Your goal |
Where a line in the listing contains the string "users", copy that line out.

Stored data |
========

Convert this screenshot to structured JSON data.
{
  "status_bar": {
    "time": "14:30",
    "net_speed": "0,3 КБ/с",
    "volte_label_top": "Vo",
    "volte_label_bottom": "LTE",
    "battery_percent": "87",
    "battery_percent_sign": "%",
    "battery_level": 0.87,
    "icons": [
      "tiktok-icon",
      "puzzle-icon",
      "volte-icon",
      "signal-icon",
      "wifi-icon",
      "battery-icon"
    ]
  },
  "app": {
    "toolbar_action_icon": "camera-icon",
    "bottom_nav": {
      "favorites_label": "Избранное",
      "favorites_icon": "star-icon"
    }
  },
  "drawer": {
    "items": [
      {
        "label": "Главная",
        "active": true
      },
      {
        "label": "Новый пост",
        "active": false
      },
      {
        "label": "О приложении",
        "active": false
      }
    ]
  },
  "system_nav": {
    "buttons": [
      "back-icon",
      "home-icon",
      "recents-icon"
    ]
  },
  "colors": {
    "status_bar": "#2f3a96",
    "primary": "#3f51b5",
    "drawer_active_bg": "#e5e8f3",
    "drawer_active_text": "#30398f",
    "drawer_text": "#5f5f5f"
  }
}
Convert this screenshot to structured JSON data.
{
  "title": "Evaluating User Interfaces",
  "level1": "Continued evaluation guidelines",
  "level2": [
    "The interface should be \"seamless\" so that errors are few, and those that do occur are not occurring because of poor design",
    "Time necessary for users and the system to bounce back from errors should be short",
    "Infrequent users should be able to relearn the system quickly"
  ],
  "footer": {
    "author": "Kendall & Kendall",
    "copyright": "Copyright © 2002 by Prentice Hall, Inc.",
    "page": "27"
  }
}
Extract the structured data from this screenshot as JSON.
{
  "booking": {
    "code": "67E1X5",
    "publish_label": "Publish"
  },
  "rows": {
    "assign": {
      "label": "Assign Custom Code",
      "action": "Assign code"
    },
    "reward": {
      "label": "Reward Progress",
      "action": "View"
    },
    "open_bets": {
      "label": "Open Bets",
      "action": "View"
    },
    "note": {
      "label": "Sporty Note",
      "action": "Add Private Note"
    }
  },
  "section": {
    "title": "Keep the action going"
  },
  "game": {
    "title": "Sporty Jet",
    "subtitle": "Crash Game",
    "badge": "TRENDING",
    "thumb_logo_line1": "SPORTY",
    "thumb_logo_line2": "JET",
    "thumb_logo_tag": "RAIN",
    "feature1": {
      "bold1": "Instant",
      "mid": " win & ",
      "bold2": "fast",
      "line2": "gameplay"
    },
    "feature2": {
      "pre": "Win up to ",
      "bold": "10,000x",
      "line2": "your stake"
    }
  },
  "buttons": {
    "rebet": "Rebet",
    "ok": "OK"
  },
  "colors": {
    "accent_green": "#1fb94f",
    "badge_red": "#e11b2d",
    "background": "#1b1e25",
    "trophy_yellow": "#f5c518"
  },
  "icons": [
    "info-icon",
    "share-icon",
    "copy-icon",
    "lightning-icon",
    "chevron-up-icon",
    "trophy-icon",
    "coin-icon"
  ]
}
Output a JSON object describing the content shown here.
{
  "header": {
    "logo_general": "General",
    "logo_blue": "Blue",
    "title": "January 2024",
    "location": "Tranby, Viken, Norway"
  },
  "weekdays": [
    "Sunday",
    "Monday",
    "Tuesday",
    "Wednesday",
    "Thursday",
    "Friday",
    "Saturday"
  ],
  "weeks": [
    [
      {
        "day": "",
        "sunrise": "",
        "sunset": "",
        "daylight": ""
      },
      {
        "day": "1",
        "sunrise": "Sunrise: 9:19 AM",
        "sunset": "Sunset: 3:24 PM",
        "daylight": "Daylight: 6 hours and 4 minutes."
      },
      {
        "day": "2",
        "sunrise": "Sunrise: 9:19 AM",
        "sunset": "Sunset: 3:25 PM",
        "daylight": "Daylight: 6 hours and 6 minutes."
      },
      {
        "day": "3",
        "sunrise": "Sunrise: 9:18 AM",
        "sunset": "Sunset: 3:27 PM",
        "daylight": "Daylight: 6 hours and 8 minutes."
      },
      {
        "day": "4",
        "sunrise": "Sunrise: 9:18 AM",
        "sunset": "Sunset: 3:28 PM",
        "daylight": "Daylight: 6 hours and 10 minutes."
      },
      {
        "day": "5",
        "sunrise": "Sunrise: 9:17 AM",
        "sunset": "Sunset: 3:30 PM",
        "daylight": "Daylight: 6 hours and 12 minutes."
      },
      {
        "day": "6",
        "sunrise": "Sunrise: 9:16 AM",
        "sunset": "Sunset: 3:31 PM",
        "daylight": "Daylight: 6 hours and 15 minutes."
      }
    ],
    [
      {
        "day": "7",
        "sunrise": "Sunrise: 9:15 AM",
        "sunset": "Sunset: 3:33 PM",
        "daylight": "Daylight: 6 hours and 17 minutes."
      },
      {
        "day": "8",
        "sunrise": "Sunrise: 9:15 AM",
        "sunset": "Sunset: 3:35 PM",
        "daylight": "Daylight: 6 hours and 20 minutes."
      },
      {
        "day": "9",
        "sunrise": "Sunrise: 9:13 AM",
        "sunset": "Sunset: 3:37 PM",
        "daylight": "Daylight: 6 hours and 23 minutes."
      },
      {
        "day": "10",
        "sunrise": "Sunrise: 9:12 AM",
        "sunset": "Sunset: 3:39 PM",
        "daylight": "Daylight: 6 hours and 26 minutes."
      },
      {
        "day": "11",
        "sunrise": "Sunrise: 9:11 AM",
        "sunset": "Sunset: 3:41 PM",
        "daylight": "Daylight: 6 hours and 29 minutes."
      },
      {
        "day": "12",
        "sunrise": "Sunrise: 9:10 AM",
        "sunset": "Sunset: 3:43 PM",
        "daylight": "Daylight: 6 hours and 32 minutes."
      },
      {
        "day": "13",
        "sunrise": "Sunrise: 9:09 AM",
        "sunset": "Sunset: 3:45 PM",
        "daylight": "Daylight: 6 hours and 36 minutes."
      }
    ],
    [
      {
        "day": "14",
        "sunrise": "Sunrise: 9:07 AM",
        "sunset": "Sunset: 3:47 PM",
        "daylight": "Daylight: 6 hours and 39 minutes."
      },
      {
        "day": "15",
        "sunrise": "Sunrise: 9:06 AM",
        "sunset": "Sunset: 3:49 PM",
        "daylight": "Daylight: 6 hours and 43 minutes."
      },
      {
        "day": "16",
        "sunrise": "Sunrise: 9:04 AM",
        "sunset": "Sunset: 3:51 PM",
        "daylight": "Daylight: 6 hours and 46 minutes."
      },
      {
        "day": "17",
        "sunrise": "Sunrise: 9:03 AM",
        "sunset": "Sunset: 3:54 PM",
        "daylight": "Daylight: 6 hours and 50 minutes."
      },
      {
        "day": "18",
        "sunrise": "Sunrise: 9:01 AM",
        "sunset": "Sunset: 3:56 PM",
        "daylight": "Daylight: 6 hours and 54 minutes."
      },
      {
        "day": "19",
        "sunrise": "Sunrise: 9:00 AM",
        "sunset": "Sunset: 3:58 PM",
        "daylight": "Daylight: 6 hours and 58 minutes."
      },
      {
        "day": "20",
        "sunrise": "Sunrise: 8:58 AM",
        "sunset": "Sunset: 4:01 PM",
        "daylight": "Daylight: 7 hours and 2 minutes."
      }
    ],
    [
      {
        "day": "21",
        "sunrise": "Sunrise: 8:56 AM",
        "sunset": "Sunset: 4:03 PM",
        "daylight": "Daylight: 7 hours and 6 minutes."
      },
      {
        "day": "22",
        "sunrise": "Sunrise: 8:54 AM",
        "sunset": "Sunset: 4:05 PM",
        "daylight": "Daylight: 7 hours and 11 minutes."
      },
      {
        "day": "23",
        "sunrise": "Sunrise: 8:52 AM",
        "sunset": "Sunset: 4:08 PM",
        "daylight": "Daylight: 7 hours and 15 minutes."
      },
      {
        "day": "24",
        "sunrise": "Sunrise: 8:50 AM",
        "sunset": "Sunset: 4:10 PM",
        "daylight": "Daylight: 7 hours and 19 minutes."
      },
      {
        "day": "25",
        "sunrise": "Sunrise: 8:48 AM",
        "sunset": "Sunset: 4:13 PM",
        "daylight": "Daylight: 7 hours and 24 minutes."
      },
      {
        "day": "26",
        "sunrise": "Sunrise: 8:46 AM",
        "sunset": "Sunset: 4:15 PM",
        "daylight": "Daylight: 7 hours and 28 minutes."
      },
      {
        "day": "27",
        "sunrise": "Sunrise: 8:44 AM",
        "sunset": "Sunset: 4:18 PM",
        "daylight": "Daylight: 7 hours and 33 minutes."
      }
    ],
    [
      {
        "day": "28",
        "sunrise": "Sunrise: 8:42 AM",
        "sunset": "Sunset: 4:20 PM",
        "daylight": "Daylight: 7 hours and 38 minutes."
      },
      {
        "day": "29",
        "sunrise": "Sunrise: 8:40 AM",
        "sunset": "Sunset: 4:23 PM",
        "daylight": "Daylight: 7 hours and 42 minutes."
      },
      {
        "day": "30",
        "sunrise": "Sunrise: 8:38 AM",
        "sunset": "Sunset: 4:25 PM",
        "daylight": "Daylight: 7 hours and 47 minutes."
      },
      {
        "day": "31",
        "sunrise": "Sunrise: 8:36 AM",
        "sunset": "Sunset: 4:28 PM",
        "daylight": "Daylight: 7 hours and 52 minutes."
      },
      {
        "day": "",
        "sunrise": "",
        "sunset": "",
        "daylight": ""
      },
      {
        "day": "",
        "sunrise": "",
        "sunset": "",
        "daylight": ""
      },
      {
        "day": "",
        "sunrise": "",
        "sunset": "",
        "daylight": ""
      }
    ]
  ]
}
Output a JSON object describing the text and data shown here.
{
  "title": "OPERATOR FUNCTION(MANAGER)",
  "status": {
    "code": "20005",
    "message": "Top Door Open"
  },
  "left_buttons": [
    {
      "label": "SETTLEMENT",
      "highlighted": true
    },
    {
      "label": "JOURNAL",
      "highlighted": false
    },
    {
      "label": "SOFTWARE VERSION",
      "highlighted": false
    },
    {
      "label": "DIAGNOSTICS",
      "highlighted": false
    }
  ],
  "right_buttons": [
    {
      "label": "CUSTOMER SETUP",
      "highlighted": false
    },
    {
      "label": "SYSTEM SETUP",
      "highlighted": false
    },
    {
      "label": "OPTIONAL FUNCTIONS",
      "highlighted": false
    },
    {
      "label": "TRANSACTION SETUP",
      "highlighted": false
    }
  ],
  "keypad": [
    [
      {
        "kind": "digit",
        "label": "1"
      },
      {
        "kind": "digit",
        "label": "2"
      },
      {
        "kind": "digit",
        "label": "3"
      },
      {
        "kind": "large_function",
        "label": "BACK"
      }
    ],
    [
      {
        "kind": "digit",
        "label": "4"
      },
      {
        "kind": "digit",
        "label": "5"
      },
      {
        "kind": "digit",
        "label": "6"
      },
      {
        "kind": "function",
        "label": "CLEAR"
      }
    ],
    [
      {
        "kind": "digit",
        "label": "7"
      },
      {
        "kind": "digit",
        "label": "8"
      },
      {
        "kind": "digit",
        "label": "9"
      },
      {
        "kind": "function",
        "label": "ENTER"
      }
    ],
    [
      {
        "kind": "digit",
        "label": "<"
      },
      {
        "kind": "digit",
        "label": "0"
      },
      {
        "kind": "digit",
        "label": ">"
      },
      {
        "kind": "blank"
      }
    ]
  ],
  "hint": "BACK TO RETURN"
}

========

Complete output |
    "Time necessary for users and the system to bounce back from errors should be short",
    "Infrequent users should be able to relearn the system quickly"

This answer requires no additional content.